Switch "size-column-header" to "size-col-header" in the lines from the first one up to and including the line with "- do-not-dry-clean-icon: [406, 544, 436, 574]", and leave everything else unchanged. Give only those lines.

** start of TASK INPUT **

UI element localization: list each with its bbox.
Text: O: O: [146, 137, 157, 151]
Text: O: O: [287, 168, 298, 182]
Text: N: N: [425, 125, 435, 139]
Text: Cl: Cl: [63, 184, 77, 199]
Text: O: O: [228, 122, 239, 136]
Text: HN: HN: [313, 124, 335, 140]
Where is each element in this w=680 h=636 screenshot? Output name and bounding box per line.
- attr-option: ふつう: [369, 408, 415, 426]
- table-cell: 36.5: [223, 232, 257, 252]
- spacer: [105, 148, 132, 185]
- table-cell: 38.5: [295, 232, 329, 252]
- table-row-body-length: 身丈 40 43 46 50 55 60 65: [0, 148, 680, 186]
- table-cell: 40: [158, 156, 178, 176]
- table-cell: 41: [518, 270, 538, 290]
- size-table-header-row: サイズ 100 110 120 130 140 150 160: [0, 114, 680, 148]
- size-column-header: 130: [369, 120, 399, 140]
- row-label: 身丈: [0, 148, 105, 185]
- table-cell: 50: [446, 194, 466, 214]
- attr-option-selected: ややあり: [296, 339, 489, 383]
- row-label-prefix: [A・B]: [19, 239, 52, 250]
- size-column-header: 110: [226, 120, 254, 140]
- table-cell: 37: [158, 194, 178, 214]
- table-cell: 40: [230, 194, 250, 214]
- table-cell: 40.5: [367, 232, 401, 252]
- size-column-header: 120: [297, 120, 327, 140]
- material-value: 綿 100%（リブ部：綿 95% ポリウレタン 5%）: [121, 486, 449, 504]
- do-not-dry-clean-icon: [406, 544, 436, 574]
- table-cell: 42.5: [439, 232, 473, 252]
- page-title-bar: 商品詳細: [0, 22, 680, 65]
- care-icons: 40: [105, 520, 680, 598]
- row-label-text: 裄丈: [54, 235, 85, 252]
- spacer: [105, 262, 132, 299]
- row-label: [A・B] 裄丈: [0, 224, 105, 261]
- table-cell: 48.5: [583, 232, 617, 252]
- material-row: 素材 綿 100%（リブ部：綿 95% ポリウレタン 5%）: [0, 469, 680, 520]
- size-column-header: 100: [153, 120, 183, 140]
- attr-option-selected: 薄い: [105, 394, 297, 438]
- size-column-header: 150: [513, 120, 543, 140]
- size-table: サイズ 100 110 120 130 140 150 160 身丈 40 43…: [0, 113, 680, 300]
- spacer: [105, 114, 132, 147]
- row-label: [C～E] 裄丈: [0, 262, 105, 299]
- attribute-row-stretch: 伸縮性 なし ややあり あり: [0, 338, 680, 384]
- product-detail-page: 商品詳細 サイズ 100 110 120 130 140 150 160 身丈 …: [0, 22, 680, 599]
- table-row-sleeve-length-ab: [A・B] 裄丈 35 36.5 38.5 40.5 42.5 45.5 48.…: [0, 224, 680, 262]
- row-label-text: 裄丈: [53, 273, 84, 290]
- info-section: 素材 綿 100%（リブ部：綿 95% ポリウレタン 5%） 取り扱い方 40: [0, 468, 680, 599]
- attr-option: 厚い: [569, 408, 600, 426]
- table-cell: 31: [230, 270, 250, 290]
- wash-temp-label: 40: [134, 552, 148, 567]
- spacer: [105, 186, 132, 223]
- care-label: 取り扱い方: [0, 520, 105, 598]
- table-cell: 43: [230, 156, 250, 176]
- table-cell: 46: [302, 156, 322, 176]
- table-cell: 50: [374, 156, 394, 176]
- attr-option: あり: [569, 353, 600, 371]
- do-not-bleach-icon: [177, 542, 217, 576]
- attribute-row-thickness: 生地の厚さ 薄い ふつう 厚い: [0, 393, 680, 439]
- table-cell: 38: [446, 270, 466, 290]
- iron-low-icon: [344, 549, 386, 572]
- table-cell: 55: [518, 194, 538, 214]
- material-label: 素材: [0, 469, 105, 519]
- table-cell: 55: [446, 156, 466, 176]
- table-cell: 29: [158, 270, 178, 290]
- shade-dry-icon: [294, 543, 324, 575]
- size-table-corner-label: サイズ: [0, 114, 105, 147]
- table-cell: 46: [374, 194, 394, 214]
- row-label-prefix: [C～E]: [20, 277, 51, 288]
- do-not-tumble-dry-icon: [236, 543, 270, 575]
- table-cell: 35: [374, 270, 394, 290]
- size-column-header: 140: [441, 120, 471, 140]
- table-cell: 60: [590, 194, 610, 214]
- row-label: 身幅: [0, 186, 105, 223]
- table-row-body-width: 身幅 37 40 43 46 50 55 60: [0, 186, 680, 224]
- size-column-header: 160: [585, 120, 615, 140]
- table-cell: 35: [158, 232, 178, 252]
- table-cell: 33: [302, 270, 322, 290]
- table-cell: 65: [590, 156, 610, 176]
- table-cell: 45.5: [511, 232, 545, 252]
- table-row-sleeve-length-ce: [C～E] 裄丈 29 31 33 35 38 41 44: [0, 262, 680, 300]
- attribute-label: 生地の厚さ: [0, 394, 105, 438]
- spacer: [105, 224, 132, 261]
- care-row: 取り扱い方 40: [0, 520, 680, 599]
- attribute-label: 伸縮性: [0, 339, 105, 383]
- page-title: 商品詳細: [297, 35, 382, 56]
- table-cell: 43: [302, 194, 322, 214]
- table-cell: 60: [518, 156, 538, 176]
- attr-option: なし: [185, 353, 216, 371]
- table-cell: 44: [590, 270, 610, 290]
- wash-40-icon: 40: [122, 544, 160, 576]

** end of TASK INPUT **

→ **PROBLEM SOLUTION**:
UI element localization: list each with its bbox.
Text: O: O: [146, 137, 157, 151]
Text: O: O: [287, 168, 298, 182]
Text: N: N: [425, 125, 435, 139]
Text: Cl: Cl: [63, 184, 77, 199]
Text: O: O: [228, 122, 239, 136]
Text: HN: HN: [313, 124, 335, 140]
Where is each element in this w=680 h=636 screenshot? Output name and bounding box per line.
- attr-option: ふつう: [369, 408, 415, 426]
- table-cell: 36.5: [223, 232, 257, 252]
- spacer: [105, 148, 132, 185]
- table-cell: 38.5: [295, 232, 329, 252]
- table-row-body-length: 身丈 40 43 46 50 55 60 65: [0, 148, 680, 186]
- table-cell: 40: [158, 156, 178, 176]
- table-cell: 41: [518, 270, 538, 290]
- size-table-header-row: サイズ 100 110 120 130 140 150 160: [0, 114, 680, 148]
- size-col-header: 130: [369, 120, 399, 140]
- row-label: 身丈: [0, 148, 105, 185]
- table-cell: 50: [446, 194, 466, 214]
- attr-option-selected: ややあり: [296, 339, 489, 383]
- row-label-prefix: [A・B]: [19, 239, 52, 250]
- size-col-header: 110: [226, 120, 254, 140]
- table-cell: 37: [158, 194, 178, 214]
- table-cell: 40: [230, 194, 250, 214]
- table-cell: 40.5: [367, 232, 401, 252]
- size-col-header: 120: [297, 120, 327, 140]
- material-value: 綿 100%（リブ部：綿 95% ポリウレタン 5%）: [121, 486, 449, 504]
- do-not-dry-clean-icon: [406, 544, 436, 574]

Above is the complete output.